_What to do_
The records below must be written out exactly, with every picture left behind.
====
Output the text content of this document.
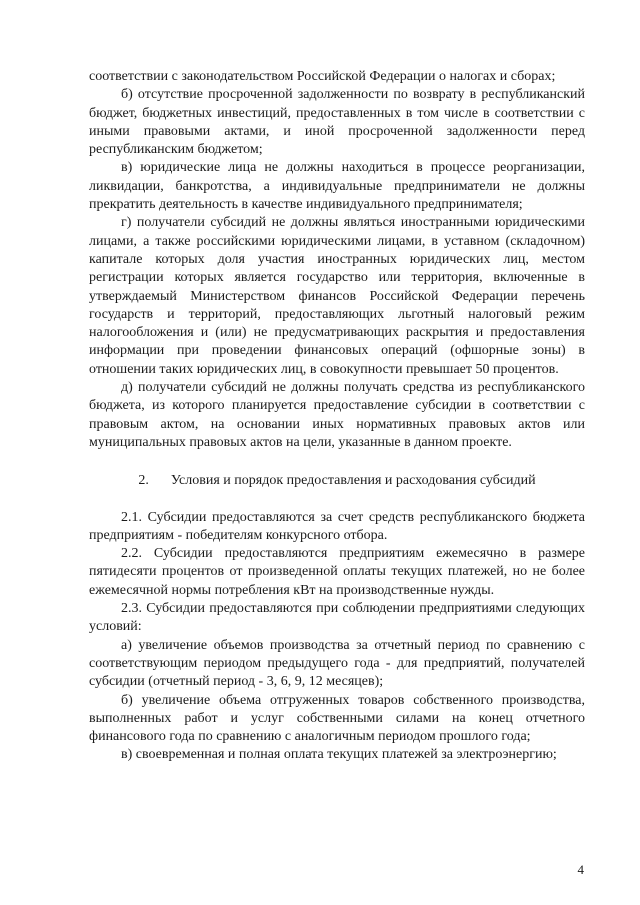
соответствии с законодательством Российской Федерации о налогах и сборах;

б) отсутствие просроченной задолженности по возврату в республиканский бюджет, бюджетных инвестиций, предоставленных в том числе в соответствии с иными правовыми актами, и иной просроченной задолженности перед республиканским бюджетом;

в) юридические лица не должны находиться в процессе реорганизации, ликвидации, банкротства, а индивидуальные предприниматели не должны прекратить деятельность в качестве индивидуального предпринимателя;

г) получатели субсидий не должны являться иностранными юридическими лицами, а также российскими юридическими лицами, в уставном (складочном) капитале которых доля участия иностранных юридических лиц, местом регистрации которых является государство или территория, включенные в утверждаемый Министерством финансов Российской Федерации перечень государств и территорий, предоставляющих льготный налоговый режим налогообложения и (или) не предусматривающих раскрытия и предоставления информации при проведении финансовых операций (офшорные зоны) в отношении таких юридических лиц, в совокупности превышает 50 процентов.

д) получатели субсидий не должны получать средства из республиканского бюджета, из которого планируется предоставление субсидии в соответствии с правовым актом, на основании иных нормативных правовых актов или муниципальных правовых актов на цели, указанные в данном проекте.

2. Условия и порядок предоставления и расходования субсидий

2.1. Субсидии предоставляются за счет средств республиканского бюджета предприятиям - победителям конкурсного отбора.

2.2. Субсидии предоставляются предприятиям ежемесячно в размере пятидесяти процентов от произведенной оплаты текущих платежей, но не более ежемесячной нормы потребления кВт на производственные нужды.

2.3. Субсидии предоставляются при соблюдении предприятиями следующих условий:

а) увеличение объемов производства за отчетный период по сравнению с соответствующим периодом предыдущего года - для предприятий, получателей субсидии (отчетный период - 3, 6, 9, 12 месяцев);

б) увеличение объема отгруженных товаров собственного производства, выполненных работ и услуг собственными силами на конец отчетного финансового года по сравнению с аналогичным периодом прошлого года;

в) своевременная и полная оплата текущих платежей за электроэнергию;

4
====
_Written answer_
Output the text content of this document.
соответствии с законодательством Российской Федерации о налогах и сборах;

б) отсутствие просроченной задолженности по возврату в республиканский бюджет, бюджетных инвестиций, предоставленных в том числе в соответствии с иными правовыми актами, и иной просроченной задолженности перед республиканским бюджетом;

в) юридические лица не должны находиться в процессе реорганизации, ликвидации, банкротства, а индивидуальные предприниматели не должны прекратить деятельность в качестве индивидуального предпринимателя;

г) получатели субсидий не должны являться иностранными юридическими лицами, а также российскими юридическими лицами, в уставном (складочном) капитале которых доля участия иностранных юридических лиц, местом регистрации которых является государство или территория, включенные в утверждаемый Министерством финансов Российской Федерации перечень государств и территорий, предоставляющих льготный налоговый режим налогообложения и (или) не предусматривающих раскрытия и предоставления информации при проведении финансовых операций (офшорные зоны) в отношении таких юридических лиц, в совокупности превышает 50 процентов.

д) получатели субсидий не должны получать средства из республиканского бюджета, из которого планируется предоставление субсидии в соответствии с правовым актом, на основании иных нормативных правовых актов или муниципальных правовых актов на цели, указанные в данном проекте.

2. Условия и порядок предоставления и расходования субсидий

2.1. Субсидии предоставляются за счет средств республиканского бюджета предприятиям - победителям конкурсного отбора.

2.2. Субсидии предоставляются предприятиям ежемесячно в размере пятидесяти процентов от произведенной оплаты текущих платежей, но не более ежемесячной нормы потребления кВт на производственные нужды.

2.3. Субсидии предоставляются при соблюдении предприятиями следующих условий:

а) увеличение объемов производства за отчетный период по сравнению с соответствующим периодом предыдущего года - для предприятий, получателей субсидии (отчетный период - 3, 6, 9, 12 месяцев);

б) увеличение объема отгруженных товаров собственного производства, выполненных работ и услуг собственными силами на конец отчетного финансового года по сравнению с аналогичным периодом прошлого года;

в) своевременная и полная оплата текущих платежей за электроэнергию;

4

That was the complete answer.